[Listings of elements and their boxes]
* * * *

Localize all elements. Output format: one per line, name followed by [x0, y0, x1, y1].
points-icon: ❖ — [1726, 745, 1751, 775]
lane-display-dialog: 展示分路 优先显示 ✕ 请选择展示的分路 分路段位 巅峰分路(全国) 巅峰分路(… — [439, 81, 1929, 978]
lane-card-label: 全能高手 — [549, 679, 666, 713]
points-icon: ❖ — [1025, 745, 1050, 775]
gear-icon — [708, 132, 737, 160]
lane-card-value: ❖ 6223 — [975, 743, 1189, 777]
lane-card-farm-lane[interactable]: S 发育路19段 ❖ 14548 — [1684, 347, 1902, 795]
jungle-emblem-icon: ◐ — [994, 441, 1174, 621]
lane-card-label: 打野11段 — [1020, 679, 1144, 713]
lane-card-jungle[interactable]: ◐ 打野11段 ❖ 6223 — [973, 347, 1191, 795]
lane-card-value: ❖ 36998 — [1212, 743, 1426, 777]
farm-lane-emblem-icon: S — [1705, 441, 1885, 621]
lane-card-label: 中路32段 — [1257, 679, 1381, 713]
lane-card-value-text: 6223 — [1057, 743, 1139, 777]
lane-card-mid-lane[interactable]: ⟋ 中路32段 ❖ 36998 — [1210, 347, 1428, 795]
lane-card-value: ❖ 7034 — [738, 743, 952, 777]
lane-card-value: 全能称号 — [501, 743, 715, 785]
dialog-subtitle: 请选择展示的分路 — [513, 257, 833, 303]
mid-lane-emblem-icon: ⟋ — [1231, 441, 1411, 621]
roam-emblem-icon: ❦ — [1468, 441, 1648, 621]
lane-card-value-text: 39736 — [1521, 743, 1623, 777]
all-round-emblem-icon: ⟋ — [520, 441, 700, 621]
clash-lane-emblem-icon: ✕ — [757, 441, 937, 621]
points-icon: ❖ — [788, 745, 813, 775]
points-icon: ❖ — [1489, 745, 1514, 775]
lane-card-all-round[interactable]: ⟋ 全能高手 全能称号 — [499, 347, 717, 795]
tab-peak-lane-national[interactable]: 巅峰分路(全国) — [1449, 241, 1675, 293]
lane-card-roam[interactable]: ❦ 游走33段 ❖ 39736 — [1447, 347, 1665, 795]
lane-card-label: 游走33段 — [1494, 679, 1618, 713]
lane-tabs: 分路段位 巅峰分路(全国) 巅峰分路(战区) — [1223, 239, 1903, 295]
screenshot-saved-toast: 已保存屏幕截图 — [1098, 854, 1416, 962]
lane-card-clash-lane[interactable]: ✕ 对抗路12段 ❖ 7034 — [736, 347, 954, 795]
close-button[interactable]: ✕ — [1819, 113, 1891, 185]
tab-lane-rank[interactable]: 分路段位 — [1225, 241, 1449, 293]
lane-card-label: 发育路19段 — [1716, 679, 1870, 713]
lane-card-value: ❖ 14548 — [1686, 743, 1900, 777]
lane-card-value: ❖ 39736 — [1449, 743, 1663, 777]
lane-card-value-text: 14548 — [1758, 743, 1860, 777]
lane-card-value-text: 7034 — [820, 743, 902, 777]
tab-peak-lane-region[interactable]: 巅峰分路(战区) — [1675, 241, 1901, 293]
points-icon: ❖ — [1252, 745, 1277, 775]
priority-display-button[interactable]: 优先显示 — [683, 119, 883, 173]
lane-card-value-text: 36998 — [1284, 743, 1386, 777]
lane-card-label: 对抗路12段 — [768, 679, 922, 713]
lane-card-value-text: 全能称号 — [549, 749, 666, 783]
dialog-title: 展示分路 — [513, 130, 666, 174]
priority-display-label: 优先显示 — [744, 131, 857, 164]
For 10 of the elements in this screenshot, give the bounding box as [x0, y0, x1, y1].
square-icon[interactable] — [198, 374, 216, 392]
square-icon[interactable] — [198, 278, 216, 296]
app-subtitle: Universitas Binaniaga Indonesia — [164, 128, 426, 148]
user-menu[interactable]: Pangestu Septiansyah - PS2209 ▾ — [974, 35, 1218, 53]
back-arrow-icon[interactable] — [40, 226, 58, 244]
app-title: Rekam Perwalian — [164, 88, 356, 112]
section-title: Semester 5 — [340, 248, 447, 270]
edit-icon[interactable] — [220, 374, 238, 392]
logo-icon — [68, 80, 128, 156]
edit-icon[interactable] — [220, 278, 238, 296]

* * * *

--- STATED EXERCISE ---
Reproduce every entry above line for line without changing a single character.

--- ANSWER ---
Localize all elements. Output format: one per line, name followed by [x0, y0, x1, y1].
points-icon: ❖ — [1726, 745, 1751, 775]
lane-display-dialog: 展示分路 优先显示 ✕ 请选择展示的分路 分路段位 巅峰分路(全国) 巅峰分路(… — [439, 81, 1929, 978]
lane-card-label: 全能高手 — [549, 679, 666, 713]
points-icon: ❖ — [1025, 745, 1050, 775]
gear-icon — [708, 132, 737, 160]
lane-card-value: ❖ 6223 — [975, 743, 1189, 777]
lane-card-farm-lane[interactable]: S 发育路19段 ❖ 14548 — [1684, 347, 1902, 795]
jungle-emblem-icon: ◐ — [994, 441, 1174, 621]
lane-card-label: 打野11段 — [1020, 679, 1144, 713]
lane-card-jungle[interactable]: ◐ 打野11段 ❖ 6223 — [973, 347, 1191, 795]
lane-card-value: ❖ 36998 — [1212, 743, 1426, 777]
farm-lane-emblem-icon: S — [1705, 441, 1885, 621]
lane-card-label: 中路32段 — [1257, 679, 1381, 713]
lane-card-value-text: 6223 — [1057, 743, 1139, 777]
lane-card-mid-lane[interactable]: ⟋ 中路32段 ❖ 36998 — [1210, 347, 1428, 795]
lane-card-value: ❖ 7034 — [738, 743, 952, 777]
lane-card-value: 全能称号 — [501, 743, 715, 785]
dialog-subtitle: 请选择展示的分路 — [513, 257, 833, 303]
mid-lane-emblem-icon: ⟋ — [1231, 441, 1411, 621]
roam-emblem-icon: ❦ — [1468, 441, 1648, 621]
lane-card-value-text: 39736 — [1521, 743, 1623, 777]
all-round-emblem-icon: ⟋ — [520, 441, 700, 621]
clash-lane-emblem-icon: ✕ — [757, 441, 937, 621]
points-icon: ❖ — [788, 745, 813, 775]
points-icon: ❖ — [1489, 745, 1514, 775]
lane-card-all-round[interactable]: ⟋ 全能高手 全能称号 — [499, 347, 717, 795]
tab-peak-lane-national[interactable]: 巅峰分路(全国) — [1449, 241, 1675, 293]
lane-card-roam[interactable]: ❦ 游走33段 ❖ 39736 — [1447, 347, 1665, 795]
lane-card-label: 游走33段 — [1494, 679, 1618, 713]
lane-tabs: 分路段位 巅峰分路(全国) 巅峰分路(战区) — [1223, 239, 1903, 295]
screenshot-saved-toast: 已保存屏幕截图 — [1098, 854, 1416, 962]
lane-card-clash-lane[interactable]: ✕ 对抗路12段 ❖ 7034 — [736, 347, 954, 795]
close-button[interactable]: ✕ — [1819, 113, 1891, 185]
tab-lane-rank[interactable]: 分路段位 — [1225, 241, 1449, 293]
lane-card-label: 发育路19段 — [1716, 679, 1870, 713]
lane-card-value: ❖ 14548 — [1686, 743, 1900, 777]
lane-card-value: ❖ 39736 — [1449, 743, 1663, 777]
lane-card-value-text: 14548 — [1758, 743, 1860, 777]
lane-card-value-text: 7034 — [820, 743, 902, 777]
tab-peak-lane-region[interactable]: 巅峰分路(战区) — [1675, 241, 1901, 293]
points-icon: ❖ — [1252, 745, 1277, 775]
priority-display-button[interactable]: 优先显示 — [683, 119, 883, 173]
lane-card-value-text: 36998 — [1284, 743, 1386, 777]
lane-card-label: 对抗路12段 — [768, 679, 922, 713]
lane-card-value-text: 全能称号 — [549, 749, 666, 783]
dialog-title: 展示分路 — [513, 130, 666, 174]
priority-display-label: 优先显示 — [744, 131, 857, 164]
For 10 of the elements in this screenshot, give the bounding box as [x0, y0, x1, y1].
square-icon[interactable] — [198, 374, 216, 392]
square-icon[interactable] — [198, 278, 216, 296]
app-subtitle: Universitas Binaniaga Indonesia — [164, 128, 426, 148]
user-menu[interactable]: Pangestu Septiansyah - PS2209 ▾ — [974, 35, 1218, 53]
back-arrow-icon[interactable] — [40, 226, 58, 244]
app-title: Rekam Perwalian — [164, 88, 356, 112]
section-title: Semester 5 — [340, 248, 447, 270]
edit-icon[interactable] — [220, 374, 238, 392]
logo-icon — [68, 80, 128, 156]
edit-icon[interactable] — [220, 278, 238, 296]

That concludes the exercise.